Quote every entry word for word.
╭──
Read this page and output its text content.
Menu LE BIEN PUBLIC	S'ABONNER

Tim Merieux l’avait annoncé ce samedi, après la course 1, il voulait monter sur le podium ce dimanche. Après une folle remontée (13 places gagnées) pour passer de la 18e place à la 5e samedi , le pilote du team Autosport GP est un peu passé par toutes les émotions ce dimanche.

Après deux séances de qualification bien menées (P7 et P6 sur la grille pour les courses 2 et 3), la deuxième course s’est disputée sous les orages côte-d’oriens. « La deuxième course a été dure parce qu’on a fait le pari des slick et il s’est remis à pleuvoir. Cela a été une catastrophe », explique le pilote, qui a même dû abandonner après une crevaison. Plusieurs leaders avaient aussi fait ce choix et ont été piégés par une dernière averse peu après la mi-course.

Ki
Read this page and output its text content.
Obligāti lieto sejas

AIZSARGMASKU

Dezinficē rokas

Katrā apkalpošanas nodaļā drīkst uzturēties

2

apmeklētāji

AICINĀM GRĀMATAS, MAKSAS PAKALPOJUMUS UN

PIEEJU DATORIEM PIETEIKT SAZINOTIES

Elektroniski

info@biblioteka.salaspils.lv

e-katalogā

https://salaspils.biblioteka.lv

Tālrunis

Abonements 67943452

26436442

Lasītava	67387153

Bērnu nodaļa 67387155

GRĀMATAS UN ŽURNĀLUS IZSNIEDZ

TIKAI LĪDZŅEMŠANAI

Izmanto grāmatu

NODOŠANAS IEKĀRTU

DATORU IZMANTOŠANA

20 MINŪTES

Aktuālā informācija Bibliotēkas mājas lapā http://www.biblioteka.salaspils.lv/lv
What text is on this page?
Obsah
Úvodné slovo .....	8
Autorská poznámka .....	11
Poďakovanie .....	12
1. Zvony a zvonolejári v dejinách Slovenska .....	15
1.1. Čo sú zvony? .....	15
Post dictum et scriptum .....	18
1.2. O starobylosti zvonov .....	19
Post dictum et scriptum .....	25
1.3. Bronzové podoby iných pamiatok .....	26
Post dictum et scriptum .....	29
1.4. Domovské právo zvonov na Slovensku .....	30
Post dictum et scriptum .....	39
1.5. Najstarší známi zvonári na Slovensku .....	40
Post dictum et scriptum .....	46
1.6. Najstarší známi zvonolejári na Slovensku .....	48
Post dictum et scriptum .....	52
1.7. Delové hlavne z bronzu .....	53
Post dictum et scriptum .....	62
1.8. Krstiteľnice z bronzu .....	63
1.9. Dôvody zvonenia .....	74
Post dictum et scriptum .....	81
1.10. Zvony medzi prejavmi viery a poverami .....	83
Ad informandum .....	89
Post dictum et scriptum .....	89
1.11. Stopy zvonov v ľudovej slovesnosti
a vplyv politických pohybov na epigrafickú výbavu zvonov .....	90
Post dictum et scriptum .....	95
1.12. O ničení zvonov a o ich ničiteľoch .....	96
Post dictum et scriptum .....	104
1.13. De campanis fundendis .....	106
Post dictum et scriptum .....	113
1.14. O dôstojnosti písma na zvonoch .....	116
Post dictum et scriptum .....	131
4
╰──
* **ANSWER TO THIS EXERCISE**
Read this page and output its text content.
Menu LE BIEN PUBLIC	S'ABONNER

Tim Merieux l’avait annoncé ce samedi, après la course 1, il voulait monter sur le podium ce dimanche. Après une folle remontée (13 places gagnées) pour passer de la 18e place à la 5e samedi , le pilote du team Autosport GP est un peu passé par toutes les émotions ce dimanche.

Après deux séances de qualification bien menées (P7 et P6 sur la grille pour les courses 2 et 3), la deuxième course s’est disputée sous les orages côte-d’oriens. « La deuxième course a été dure parce qu’on a fait le pari des slick et il s’est remis à pleuvoir. Cela a été une catastrophe », explique le pilote, qui a même dû abandonner après une crevaison. Plusieurs leaders avaient aussi fait ce choix et ont été piégés par une dernière averse peu après la mi-course.

Ki
Read this page and output its text content.
Obligāti lieto sejas

AIZSARGMASKU

Dezinficē rokas

Katrā apkalpošanas nodaļā drīkst uzturēties

2

apmeklētāji

AICINĀM GRĀMATAS, MAKSAS PAKALPOJUMUS UN

PIEEJU DATORIEM PIETEIKT SAZINOTIES

Elektroniski

info@biblioteka.salaspils.lv

e-katalogā

https://salaspils.biblioteka.lv

Tālrunis

Abonements 67943452

26436442

Lasītava	67387153

Bērnu nodaļa 67387155

GRĀMATAS UN ŽURNĀLUS IZSNIEDZ

TIKAI LĪDZŅEMŠANAI

Izmanto grāmatu

NODOŠANAS IEKĀRTU

DATORU IZMANTOŠANA

20 MINŪTES

Aktuālā informācija Bibliotēkas mājas lapā http://www.biblioteka.salaspils.lv/lv
What text is on this page?
Obsah
Úvodné slovo .....	8
Autorská poznámka .....	11
Poďakovanie .....	12
1. Zvony a zvonolejári v dejinách Slovenska .....	15
1.1. Čo sú zvony? .....	15
Post dictum et scriptum .....	18
1.2. O starobylosti zvonov .....	19
Post dictum et scriptum .....	25
1.3. Bronzové podoby iných pamiatok .....	26
Post dictum et scriptum .....	29
1.4. Domovské právo zvonov na Slovensku .....	30
Post dictum et scriptum .....	39
1.5. Najstarší známi zvonári na Slovensku .....	40
Post dictum et scriptum .....	46
1.6. Najstarší známi zvonolejári na Slovensku .....	48
Post dictum et scriptum .....	52
1.7. Delové hlavne z bronzu .....	53
Post dictum et scriptum .....	62
1.8. Krstiteľnice z bronzu .....	63
1.9. Dôvody zvonenia .....	74
Post dictum et scriptum .....	81
1.10. Zvony medzi prejavmi viery a poverami .....	83
Ad informandum .....	89
Post dictum et scriptum .....	89
1.11. Stopy zvonov v ľudovej slovesnosti
a vplyv politických pohybov na epigrafickú výbavu zvonov .....	90
Post dictum et scriptum .....	95
1.12. O ničení zvonov a o ich ničiteľoch .....	96
Post dictum et scriptum .....	104
1.13. De campanis fundendis .....	106
Post dictum et scriptum .....	113
1.14. O dôstojnosti písma na zvonoch .....	116
Post dictum et scriptum .....	131
4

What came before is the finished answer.